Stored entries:
* * * * * * * * *
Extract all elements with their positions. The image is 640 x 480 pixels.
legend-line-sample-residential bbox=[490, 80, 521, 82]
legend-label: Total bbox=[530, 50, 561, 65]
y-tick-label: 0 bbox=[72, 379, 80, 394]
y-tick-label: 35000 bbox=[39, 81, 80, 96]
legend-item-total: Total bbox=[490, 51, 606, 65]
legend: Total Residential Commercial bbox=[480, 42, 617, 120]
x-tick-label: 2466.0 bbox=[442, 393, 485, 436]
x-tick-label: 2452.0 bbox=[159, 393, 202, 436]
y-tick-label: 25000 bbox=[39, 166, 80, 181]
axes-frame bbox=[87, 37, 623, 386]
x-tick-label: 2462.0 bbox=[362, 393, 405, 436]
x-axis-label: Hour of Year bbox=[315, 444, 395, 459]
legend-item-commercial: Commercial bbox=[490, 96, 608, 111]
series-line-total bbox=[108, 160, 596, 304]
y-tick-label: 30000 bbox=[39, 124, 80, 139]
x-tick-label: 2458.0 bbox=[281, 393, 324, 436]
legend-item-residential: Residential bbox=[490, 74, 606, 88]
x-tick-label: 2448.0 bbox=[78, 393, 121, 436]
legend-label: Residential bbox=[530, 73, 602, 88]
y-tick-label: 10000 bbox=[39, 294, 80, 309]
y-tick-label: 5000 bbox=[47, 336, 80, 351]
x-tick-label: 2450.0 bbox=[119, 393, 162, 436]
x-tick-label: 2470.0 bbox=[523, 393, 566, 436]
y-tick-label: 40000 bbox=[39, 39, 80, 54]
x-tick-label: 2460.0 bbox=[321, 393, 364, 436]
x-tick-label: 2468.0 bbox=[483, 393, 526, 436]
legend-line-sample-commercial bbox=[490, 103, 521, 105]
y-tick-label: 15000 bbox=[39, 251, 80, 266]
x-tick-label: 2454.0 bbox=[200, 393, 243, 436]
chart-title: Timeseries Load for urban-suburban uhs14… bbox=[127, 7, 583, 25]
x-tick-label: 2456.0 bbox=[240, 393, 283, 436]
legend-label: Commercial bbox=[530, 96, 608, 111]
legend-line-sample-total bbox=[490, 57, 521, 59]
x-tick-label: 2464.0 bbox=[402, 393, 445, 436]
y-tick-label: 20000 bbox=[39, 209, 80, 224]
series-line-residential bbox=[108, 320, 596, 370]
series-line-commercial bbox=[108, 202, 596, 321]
* * * * * * * * *
### REQUIREMENTS:
Reproduce every line of the material above without altering anything.

### TASK RESULT:
Extract all elements with their positions. The image is 640 x 480 pixels.
legend-line-sample-residential bbox=[490, 80, 521, 82]
legend-label: Total bbox=[530, 50, 561, 65]
y-tick-label: 0 bbox=[72, 379, 80, 394]
y-tick-label: 35000 bbox=[39, 81, 80, 96]
legend-item-total: Total bbox=[490, 51, 606, 65]
legend: Total Residential Commercial bbox=[480, 42, 617, 120]
x-tick-label: 2466.0 bbox=[442, 393, 485, 436]
x-tick-label: 2452.0 bbox=[159, 393, 202, 436]
y-tick-label: 25000 bbox=[39, 166, 80, 181]
axes-frame bbox=[87, 37, 623, 386]
x-tick-label: 2462.0 bbox=[362, 393, 405, 436]
x-axis-label: Hour of Year bbox=[315, 444, 395, 459]
legend-item-commercial: Commercial bbox=[490, 96, 608, 111]
series-line-total bbox=[108, 160, 596, 304]
y-tick-label: 30000 bbox=[39, 124, 80, 139]
x-tick-label: 2458.0 bbox=[281, 393, 324, 436]
legend-item-residential: Residential bbox=[490, 74, 606, 88]
x-tick-label: 2448.0 bbox=[78, 393, 121, 436]
legend-label: Residential bbox=[530, 73, 602, 88]
y-tick-label: 10000 bbox=[39, 294, 80, 309]
y-tick-label: 5000 bbox=[47, 336, 80, 351]
x-tick-label: 2450.0 bbox=[119, 393, 162, 436]
x-tick-label: 2470.0 bbox=[523, 393, 566, 436]
y-tick-label: 40000 bbox=[39, 39, 80, 54]
x-tick-label: 2460.0 bbox=[321, 393, 364, 436]
x-tick-label: 2468.0 bbox=[483, 393, 526, 436]
legend-line-sample-commercial bbox=[490, 103, 521, 105]
y-tick-label: 15000 bbox=[39, 251, 80, 266]
x-tick-label: 2454.0 bbox=[200, 393, 243, 436]
chart-title: Timeseries Load for urban-suburban uhs14… bbox=[127, 7, 583, 25]
x-tick-label: 2456.0 bbox=[240, 393, 283, 436]
legend-label: Commercial bbox=[530, 96, 608, 111]
legend-line-sample-total bbox=[490, 57, 521, 59]
x-tick-label: 2464.0 bbox=[402, 393, 445, 436]
y-tick-label: 20000 bbox=[39, 209, 80, 224]
series-line-residential bbox=[108, 320, 596, 370]
series-line-commercial bbox=[108, 202, 596, 321]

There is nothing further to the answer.